Entries with figure data
========================================================================
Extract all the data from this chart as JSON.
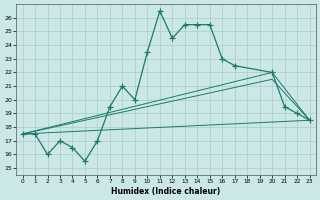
{
  "bg_color": "#cce8e6",
  "grid_color": "#aaccca",
  "line_color": "#1a7a6e",
  "xlabel": "Humidex (Indice chaleur)",
  "xlim": [
    -0.5,
    23.5
  ],
  "ylim": [
    14.5,
    27.0
  ],
  "yticks": [
    15,
    16,
    17,
    18,
    19,
    20,
    21,
    22,
    23,
    24,
    25,
    26
  ],
  "xticks": [
    0,
    1,
    2,
    3,
    4,
    5,
    6,
    7,
    8,
    9,
    10,
    11,
    12,
    13,
    14,
    15,
    16,
    17,
    18,
    19,
    20,
    21,
    22,
    23
  ],
  "main_x": [
    0,
    1,
    2,
    3,
    4,
    5,
    6,
    7,
    8,
    9,
    10,
    11,
    12,
    13,
    14,
    15,
    16,
    17,
    20,
    21,
    22,
    23
  ],
  "main_y": [
    17.5,
    17.5,
    16.0,
    17.0,
    16.5,
    15.5,
    17.0,
    19.5,
    21.0,
    20.0,
    23.5,
    26.5,
    24.5,
    25.5,
    25.5,
    25.5,
    23.0,
    22.5,
    22.0,
    19.5,
    19.0,
    18.5
  ],
  "trend1_x": [
    0,
    23
  ],
  "trend1_y": [
    17.5,
    18.5
  ],
  "trend2_x": [
    0,
    20,
    23
  ],
  "trend2_y": [
    17.5,
    22.0,
    18.5
  ],
  "trend3_x": [
    0,
    20,
    23
  ],
  "trend3_y": [
    17.5,
    21.5,
    18.5
  ]
}
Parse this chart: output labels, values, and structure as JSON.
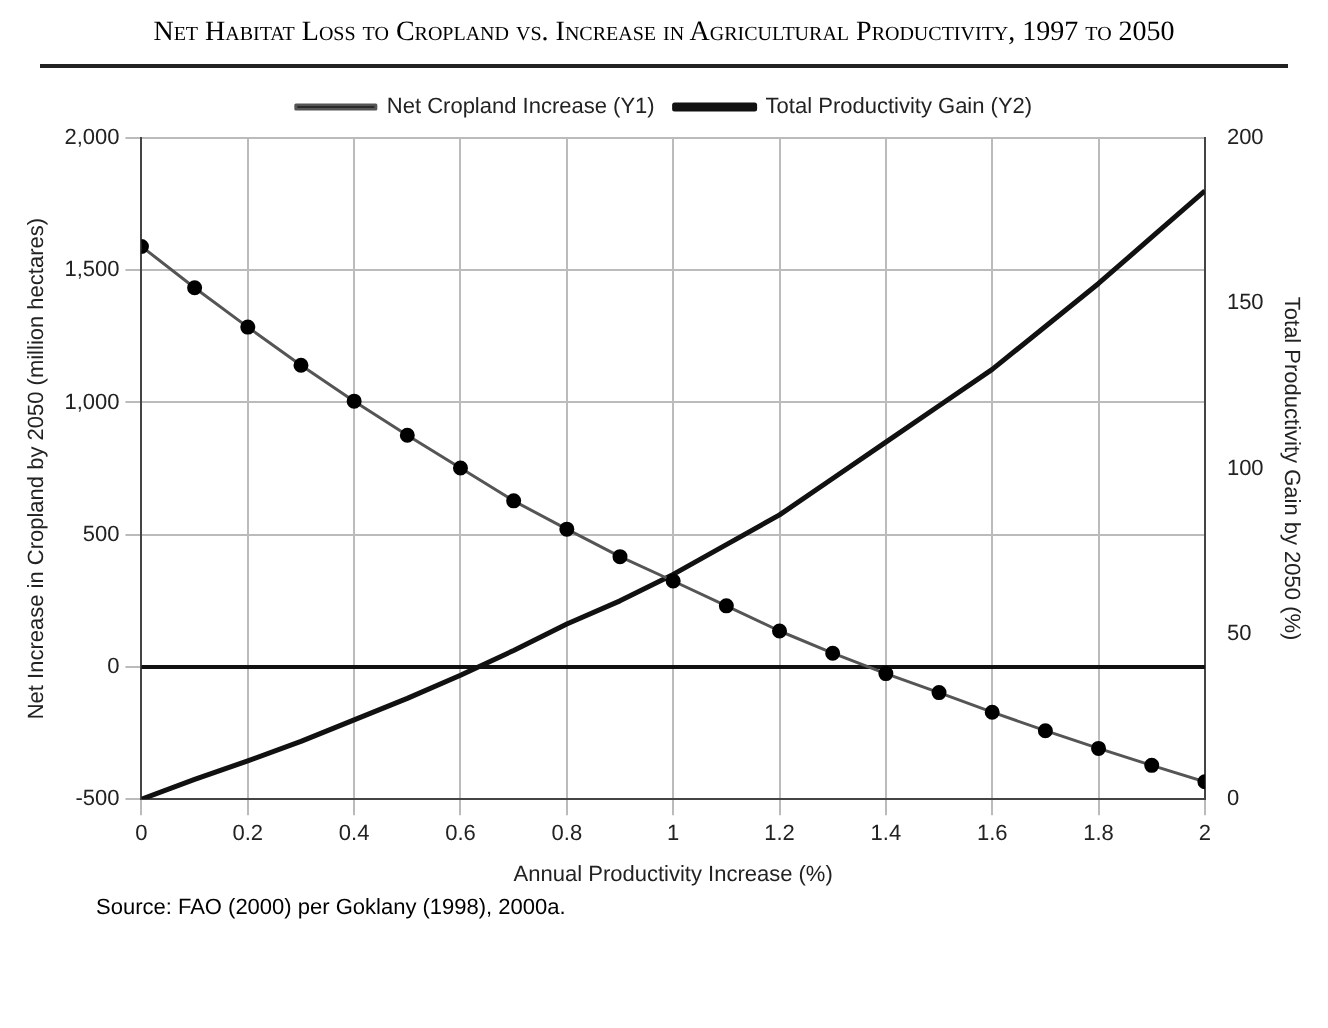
{
  "chart_data": {
    "type": "line",
    "title": "Net Habitat Loss to Cropland vs. Increase in Agricultural Productivity, 1997 to 2050",
    "xlabel": "Annual Productivity Increase (%)",
    "ylabel": "Net Increase in Cropland by 2050 (million hectares)",
    "y2label": "Total Productivity Gain by 2050 (%)",
    "annotations": [
      "Source: FAO (2000) per Goklany (1998), 2000a."
    ],
    "x": [
      0,
      0.1,
      0.2,
      0.3,
      0.4,
      0.5,
      0.6,
      0.7,
      0.8,
      0.9,
      1,
      1.1,
      1.2,
      1.3,
      1.4,
      1.5,
      1.6,
      1.7,
      1.8,
      1.9,
      2
    ],
    "series": [
      {
        "name": "Net Cropland Increase (Y1)",
        "color": "#555555",
        "marker": "circle",
        "values": [
          1590,
          1434,
          1285,
          1141,
          1005,
          876,
          752,
          628,
          521,
          417,
          325,
          231,
          136,
          52,
          -25,
          -97,
          -171,
          -241,
          -308,
          -372,
          -434
        ]
      },
      {
        "name": "Total Productivity Gain (Y2)",
        "color": "#111111",
        "marker": "none",
        "axis": "y2",
        "values": [
          0,
          6,
          11.6,
          17.5,
          24,
          30.5,
          37.5,
          45,
          53,
          60,
          68,
          77,
          86,
          97,
          108,
          119,
          130,
          143,
          156,
          170,
          184
        ]
      }
    ],
    "xlim": [
      0,
      2
    ],
    "xticks": [
      0,
      0.2,
      0.4,
      0.6,
      0.8,
      1,
      1.2,
      1.4,
      1.6,
      1.8,
      2
    ],
    "ylim": [
      -500,
      2000
    ],
    "yticks": [
      {
        "value": -500,
        "label": "-500"
      },
      0,
      500,
      {
        "value": 1000,
        "label": "1,000"
      },
      {
        "value": 1500,
        "label": "1,500"
      },
      {
        "value": 2000,
        "label": "2,000"
      }
    ],
    "y2lim": [
      0,
      200
    ],
    "y2ticks": [
      0,
      50,
      100,
      150,
      200
    ],
    "ref_lines": [
      {
        "axis": "y",
        "value": 0,
        "color": "#111111"
      }
    ],
    "grid": true,
    "legend": "top",
    "line_style": "solid"
  }
}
========================================================================
### Job
Print each line of the material above exactly, with the pictures removed from your copy.

### Right answer
Extract all the data from this chart as JSON.
{
  "bg_color": "#cce8e6",
  "grid_color": "#aaccca",
  "line_color": "#1a7a6e",
  "xlabel": "Humidex (Indice chaleur)",
  "xlim": [
    -0.5,
    23.5
  ],
  "ylim": [
    14.5,
    27.0
  ],
  "yticks": [
    15,
    16,
    17,
    18,
    19,
    20,
    21,
    22,
    23,
    24,
    25,
    26
  ],
  "xticks": [
    0,
    1,
    2,
    3,
    4,
    5,
    6,
    7,
    8,
    9,
    10,
    11,
    12,
    13,
    14,
    15,
    16,
    17,
    18,
    19,
    20,
    21,
    22,
    23
  ],
  "main_x": [
    0,
    1,
    2,
    3,
    4,
    5,
    6,
    7,
    8,
    9,
    10,
    11,
    12,
    13,
    14,
    15,
    16,
    17,
    20,
    21,
    22,
    23
  ],
  "main_y": [
    17.5,
    17.5,
    16.0,
    17.0,
    16.5,
    15.5,
    17.0,
    19.5,
    21.0,
    20.0,
    23.5,
    26.5,
    24.5,
    25.5,
    25.5,
    25.5,
    23.0,
    22.5,
    22.0,
    19.5,
    19.0,
    18.5
  ],
  "trend1_x": [
    0,
    23
  ],
  "trend1_y": [
    17.5,
    18.5
  ],
  "trend2_x": [
    0,
    20,
    23
  ],
  "trend2_y": [
    17.5,
    22.0,
    18.5
  ],
  "trend3_x": [
    0,
    20,
    23
  ],
  "trend3_y": [
    17.5,
    21.5,
    18.5
  ]
}
Parse this chart: output labels, values, and structure as JSON.
{
  "chart_data": {
    "type": "line",
    "title": "Net Habitat Loss to Cropland vs. Increase in Agricultural Productivity, 1997 to 2050",
    "xlabel": "Annual Productivity Increase (%)",
    "ylabel": "Net Increase in Cropland by 2050 (million hectares)",
    "y2label": "Total Productivity Gain by 2050 (%)",
    "annotations": [
      "Source: FAO (2000) per Goklany (1998), 2000a."
    ],
    "x": [
      0,
      0.1,
      0.2,
      0.3,
      0.4,
      0.5,
      0.6,
      0.7,
      0.8,
      0.9,
      1,
      1.1,
      1.2,
      1.3,
      1.4,
      1.5,
      1.6,
      1.7,
      1.8,
      1.9,
      2
    ],
    "series": [
      {
        "name": "Net Cropland Increase (Y1)",
        "color": "#555555",
        "marker": "circle",
        "values": [
          1590,
          1434,
          1285,
          1141,
          1005,
          876,
          752,
          628,
          521,
          417,
          325,
          231,
          136,
          52,
          -25,
          -97,
          -171,
          -241,
          -308,
          -372,
          -434
        ]
      },
      {
        "name": "Total Productivity Gain (Y2)",
        "color": "#111111",
        "marker": "none",
        "axis": "y2",
        "values": [
          0,
          6,
          11.6,
          17.5,
          24,
          30.5,
          37.5,
          45,
          53,
          60,
          68,
          77,
          86,
          97,
          108,
          119,
          130,
          143,
          156,
          170,
          184
        ]
      }
    ],
    "xlim": [
      0,
      2
    ],
    "xticks": [
      0,
      0.2,
      0.4,
      0.6,
      0.8,
      1,
      1.2,
      1.4,
      1.6,
      1.8,
      2
    ],
    "ylim": [
      -500,
      2000
    ],
    "yticks": [
      {
        "value": -500,
        "label": "-500"
      },
      0,
      500,
      {
        "value": 1000,
        "label": "1,000"
      },
      {
        "value": 1500,
        "label": "1,500"
      },
      {
        "value": 2000,
        "label": "2,000"
      }
    ],
    "y2lim": [
      0,
      200
    ],
    "y2ticks": [
      0,
      50,
      100,
      150,
      200
    ],
    "ref_lines": [
      {
        "axis": "y",
        "value": 0,
        "color": "#111111"
      }
    ],
    "grid": true,
    "legend": "top",
    "line_style": "solid"
  }
}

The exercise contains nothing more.